### PROBLEM DETAILS
In full and without deviation, write out the entries that follow.

### RECORDS FOR THIS EXERCISE
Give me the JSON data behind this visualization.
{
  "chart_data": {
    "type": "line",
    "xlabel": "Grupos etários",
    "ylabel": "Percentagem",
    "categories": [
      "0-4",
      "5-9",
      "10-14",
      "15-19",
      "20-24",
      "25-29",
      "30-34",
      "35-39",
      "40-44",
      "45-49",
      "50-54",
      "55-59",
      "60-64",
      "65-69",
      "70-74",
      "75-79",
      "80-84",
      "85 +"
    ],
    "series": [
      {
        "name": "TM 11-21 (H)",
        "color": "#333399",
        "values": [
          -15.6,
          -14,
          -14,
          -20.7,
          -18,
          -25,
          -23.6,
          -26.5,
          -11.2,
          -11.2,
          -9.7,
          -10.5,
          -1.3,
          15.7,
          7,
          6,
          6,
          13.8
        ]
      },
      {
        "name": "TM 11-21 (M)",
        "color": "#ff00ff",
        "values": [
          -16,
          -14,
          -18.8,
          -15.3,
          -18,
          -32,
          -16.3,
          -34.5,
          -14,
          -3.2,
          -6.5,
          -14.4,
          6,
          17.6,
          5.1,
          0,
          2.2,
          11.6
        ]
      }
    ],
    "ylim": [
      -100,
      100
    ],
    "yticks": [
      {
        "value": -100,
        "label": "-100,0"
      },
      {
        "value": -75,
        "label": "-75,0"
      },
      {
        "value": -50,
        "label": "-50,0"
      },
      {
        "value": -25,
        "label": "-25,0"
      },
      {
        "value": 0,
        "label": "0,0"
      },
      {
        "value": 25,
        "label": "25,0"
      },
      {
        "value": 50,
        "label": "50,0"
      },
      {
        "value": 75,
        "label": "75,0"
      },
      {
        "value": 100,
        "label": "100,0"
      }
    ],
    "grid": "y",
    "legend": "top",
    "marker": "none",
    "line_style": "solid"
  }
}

### RESULT OF THIS TASK
Give me the JSON data behind this visualization.
{
  "chart_data": {
    "type": "line",
    "xlabel": "Grupos etários",
    "ylabel": "Percentagem",
    "categories": [
      "0-4",
      "5-9",
      "10-14",
      "15-19",
      "20-24",
      "25-29",
      "30-34",
      "35-39",
      "40-44",
      "45-49",
      "50-54",
      "55-59",
      "60-64",
      "65-69",
      "70-74",
      "75-79",
      "80-84",
      "85 +"
    ],
    "series": [
      {
        "name": "TM 11-21 (H)",
        "color": "#333399",
        "values": [
          -15.6,
          -14,
          -14,
          -20.7,
          -18,
          -25,
          -23.6,
          -26.5,
          -11.2,
          -11.2,
          -9.7,
          -10.5,
          -1.3,
          15.7,
          7,
          6,
          6,
          13.8
        ]
      },
      {
        "name": "TM 11-21 (M)",
        "color": "#ff00ff",
        "values": [
          -16,
          -14,
          -18.8,
          -15.3,
          -18,
          -32,
          -16.3,
          -34.5,
          -14,
          -3.2,
          -6.5,
          -14.4,
          6,
          17.6,
          5.1,
          0,
          2.2,
          11.6
        ]
      }
    ],
    "ylim": [
      -100,
      100
    ],
    "yticks": [
      {
        "value": -100,
        "label": "-100,0"
      },
      {
        "value": -75,
        "label": "-75,0"
      },
      {
        "value": -50,
        "label": "-50,0"
      },
      {
        "value": -25,
        "label": "-25,0"
      },
      {
        "value": 0,
        "label": "0,0"
      },
      {
        "value": 25,
        "label": "25,0"
      },
      {
        "value": 50,
        "label": "50,0"
      },
      {
        "value": 75,
        "label": "75,0"
      },
      {
        "value": 100,
        "label": "100,0"
      }
    ],
    "grid": "y",
    "legend": "top",
    "marker": "none",
    "line_style": "solid"
  }
}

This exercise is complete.